## STATED TASK
In the material, from the first line up to and including the line with "messages-label: MESSAGES — [416, 25, 444, 31]", change "No Record Found" to "No Entries Found" and leave everything else as it is. Give back only those lines.
================
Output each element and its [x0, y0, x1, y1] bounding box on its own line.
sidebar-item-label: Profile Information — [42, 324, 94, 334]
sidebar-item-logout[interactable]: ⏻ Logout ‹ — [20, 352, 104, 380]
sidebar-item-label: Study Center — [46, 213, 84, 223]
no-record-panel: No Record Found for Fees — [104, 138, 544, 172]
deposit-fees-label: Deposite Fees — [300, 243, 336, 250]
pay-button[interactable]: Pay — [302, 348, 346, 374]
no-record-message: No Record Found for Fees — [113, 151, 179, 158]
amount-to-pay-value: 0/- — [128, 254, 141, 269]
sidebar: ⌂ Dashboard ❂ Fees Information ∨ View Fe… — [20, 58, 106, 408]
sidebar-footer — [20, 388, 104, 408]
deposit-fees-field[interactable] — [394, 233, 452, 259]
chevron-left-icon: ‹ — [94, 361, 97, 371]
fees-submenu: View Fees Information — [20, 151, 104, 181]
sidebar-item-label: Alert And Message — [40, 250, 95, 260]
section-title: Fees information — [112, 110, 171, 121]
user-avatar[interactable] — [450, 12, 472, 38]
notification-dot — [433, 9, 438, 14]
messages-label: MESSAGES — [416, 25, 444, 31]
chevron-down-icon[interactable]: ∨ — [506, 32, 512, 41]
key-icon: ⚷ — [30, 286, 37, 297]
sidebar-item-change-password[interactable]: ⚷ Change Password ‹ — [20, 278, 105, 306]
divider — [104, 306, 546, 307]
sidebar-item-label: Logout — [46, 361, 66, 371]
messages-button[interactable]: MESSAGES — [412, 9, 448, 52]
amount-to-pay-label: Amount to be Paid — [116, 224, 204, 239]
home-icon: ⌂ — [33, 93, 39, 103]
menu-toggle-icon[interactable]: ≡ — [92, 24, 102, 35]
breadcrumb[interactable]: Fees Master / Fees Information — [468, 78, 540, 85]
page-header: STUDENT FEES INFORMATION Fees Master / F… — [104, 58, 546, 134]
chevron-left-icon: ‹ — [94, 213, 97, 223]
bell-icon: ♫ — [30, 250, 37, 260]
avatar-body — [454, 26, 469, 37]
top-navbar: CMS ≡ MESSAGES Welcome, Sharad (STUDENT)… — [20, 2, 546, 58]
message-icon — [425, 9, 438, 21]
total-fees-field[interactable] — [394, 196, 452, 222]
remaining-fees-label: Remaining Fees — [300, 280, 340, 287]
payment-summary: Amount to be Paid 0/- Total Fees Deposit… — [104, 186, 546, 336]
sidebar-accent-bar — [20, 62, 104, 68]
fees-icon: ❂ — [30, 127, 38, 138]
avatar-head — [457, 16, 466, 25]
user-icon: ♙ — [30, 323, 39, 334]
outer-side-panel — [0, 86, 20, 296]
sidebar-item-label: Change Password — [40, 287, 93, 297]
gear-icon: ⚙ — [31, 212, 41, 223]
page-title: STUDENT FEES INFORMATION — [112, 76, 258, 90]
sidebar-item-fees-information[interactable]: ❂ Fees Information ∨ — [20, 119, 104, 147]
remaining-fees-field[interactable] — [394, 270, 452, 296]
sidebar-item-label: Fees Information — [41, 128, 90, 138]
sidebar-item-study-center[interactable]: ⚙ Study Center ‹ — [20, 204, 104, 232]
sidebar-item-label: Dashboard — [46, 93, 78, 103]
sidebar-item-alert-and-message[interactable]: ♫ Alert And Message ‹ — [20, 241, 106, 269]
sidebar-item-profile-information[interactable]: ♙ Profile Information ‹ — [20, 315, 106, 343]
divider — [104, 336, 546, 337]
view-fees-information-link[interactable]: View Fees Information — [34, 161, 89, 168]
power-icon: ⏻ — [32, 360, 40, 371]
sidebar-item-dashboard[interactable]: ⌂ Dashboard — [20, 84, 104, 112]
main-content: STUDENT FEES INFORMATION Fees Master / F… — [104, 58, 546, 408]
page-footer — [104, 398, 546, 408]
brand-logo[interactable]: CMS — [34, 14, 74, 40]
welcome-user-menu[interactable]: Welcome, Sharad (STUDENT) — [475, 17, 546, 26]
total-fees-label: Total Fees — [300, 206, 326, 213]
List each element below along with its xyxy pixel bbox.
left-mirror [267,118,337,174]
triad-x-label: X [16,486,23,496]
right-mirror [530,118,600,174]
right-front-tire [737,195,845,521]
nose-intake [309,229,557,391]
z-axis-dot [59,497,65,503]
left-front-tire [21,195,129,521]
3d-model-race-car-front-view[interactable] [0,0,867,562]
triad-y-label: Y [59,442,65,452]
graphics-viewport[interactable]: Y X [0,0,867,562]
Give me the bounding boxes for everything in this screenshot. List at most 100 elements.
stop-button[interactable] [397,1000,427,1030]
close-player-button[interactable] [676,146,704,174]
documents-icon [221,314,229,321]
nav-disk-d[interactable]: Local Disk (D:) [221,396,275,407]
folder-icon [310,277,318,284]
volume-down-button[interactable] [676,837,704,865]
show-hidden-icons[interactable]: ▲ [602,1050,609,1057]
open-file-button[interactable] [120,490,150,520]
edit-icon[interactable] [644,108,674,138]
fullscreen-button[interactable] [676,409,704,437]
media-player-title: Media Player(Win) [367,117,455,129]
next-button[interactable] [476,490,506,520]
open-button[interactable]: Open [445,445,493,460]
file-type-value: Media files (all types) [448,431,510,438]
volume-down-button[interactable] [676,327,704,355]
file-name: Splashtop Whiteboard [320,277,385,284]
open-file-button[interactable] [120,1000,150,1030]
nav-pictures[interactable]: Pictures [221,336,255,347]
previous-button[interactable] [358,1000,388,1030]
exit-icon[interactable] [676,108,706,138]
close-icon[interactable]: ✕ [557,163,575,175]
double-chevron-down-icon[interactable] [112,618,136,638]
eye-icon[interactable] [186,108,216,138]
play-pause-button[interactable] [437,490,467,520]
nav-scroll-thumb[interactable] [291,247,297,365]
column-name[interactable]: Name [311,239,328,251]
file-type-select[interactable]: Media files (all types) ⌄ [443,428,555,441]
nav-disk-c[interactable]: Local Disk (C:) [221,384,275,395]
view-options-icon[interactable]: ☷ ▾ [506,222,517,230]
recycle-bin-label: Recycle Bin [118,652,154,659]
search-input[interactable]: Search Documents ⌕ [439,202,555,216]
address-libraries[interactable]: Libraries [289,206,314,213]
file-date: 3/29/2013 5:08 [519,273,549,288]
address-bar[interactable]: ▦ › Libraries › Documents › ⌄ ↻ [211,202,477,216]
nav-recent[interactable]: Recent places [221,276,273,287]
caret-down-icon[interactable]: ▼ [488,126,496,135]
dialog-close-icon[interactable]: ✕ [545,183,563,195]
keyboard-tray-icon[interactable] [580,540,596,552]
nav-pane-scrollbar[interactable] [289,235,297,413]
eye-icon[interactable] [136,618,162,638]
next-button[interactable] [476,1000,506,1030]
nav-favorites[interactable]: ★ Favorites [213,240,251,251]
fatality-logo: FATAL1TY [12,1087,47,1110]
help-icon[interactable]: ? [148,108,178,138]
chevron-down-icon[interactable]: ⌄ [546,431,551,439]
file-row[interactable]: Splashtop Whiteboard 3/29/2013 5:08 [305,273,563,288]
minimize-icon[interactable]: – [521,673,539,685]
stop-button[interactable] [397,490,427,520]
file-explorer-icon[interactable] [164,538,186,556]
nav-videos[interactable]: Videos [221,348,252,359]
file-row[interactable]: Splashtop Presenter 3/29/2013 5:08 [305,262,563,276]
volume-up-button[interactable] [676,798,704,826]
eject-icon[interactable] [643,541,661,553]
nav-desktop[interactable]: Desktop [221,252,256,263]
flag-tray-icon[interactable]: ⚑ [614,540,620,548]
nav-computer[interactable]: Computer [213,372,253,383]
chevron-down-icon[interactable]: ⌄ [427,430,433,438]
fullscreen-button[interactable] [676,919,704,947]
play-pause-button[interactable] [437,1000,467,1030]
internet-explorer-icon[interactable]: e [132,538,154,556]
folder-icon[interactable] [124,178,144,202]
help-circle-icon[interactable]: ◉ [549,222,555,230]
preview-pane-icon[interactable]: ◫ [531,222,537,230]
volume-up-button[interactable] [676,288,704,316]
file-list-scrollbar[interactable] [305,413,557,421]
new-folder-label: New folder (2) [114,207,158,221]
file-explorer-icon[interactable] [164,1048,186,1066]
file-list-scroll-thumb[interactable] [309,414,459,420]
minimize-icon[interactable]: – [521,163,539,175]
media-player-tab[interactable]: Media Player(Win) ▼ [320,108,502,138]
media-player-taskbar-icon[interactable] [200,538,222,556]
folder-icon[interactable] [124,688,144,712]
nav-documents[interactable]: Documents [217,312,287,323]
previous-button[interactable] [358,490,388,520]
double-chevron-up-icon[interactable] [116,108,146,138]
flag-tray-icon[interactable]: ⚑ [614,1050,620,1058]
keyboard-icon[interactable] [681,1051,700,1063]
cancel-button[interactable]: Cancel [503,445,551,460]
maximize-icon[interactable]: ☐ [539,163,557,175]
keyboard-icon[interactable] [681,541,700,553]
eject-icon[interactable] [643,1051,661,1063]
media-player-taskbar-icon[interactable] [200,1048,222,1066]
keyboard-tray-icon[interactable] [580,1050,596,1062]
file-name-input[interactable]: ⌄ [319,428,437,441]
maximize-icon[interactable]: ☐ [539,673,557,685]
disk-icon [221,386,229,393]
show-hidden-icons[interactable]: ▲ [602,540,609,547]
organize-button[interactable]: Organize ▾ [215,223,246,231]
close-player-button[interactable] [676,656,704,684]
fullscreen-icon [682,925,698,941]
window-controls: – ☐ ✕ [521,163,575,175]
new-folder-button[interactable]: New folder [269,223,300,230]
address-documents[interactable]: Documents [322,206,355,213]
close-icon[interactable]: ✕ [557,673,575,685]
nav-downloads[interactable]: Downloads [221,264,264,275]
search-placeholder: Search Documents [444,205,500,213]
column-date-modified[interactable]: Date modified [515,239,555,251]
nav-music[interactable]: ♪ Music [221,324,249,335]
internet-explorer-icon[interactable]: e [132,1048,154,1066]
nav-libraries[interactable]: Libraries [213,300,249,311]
================
## RESULT OF THE TASK
Output each element and its [x0, y0, x1, y1] bounding box on its own line.
sidebar-item-label: Profile Information — [42, 324, 94, 334]
sidebar-item-logout[interactable]: ⏻ Logout ‹ — [20, 352, 104, 380]
sidebar-item-label: Study Center — [46, 213, 84, 223]
no-record-panel: No Entries Found for Fees — [104, 138, 544, 172]
deposit-fees-label: Deposite Fees — [300, 243, 336, 250]
pay-button[interactable]: Pay — [302, 348, 346, 374]
no-record-message: No Entries Found for Fees — [113, 151, 179, 158]
amount-to-pay-value: 0/- — [128, 254, 141, 269]
sidebar: ⌂ Dashboard ❂ Fees Information ∨ View Fe… — [20, 58, 106, 408]
sidebar-footer — [20, 388, 104, 408]
deposit-fees-field[interactable] — [394, 233, 452, 259]
chevron-left-icon: ‹ — [94, 361, 97, 371]
fees-submenu: View Fees Information — [20, 151, 104, 181]
sidebar-item-label: Alert And Message — [40, 250, 95, 260]
section-title: Fees information — [112, 110, 171, 121]
user-avatar[interactable] — [450, 12, 472, 38]
notification-dot — [433, 9, 438, 14]
messages-label: MESSAGES — [416, 25, 444, 31]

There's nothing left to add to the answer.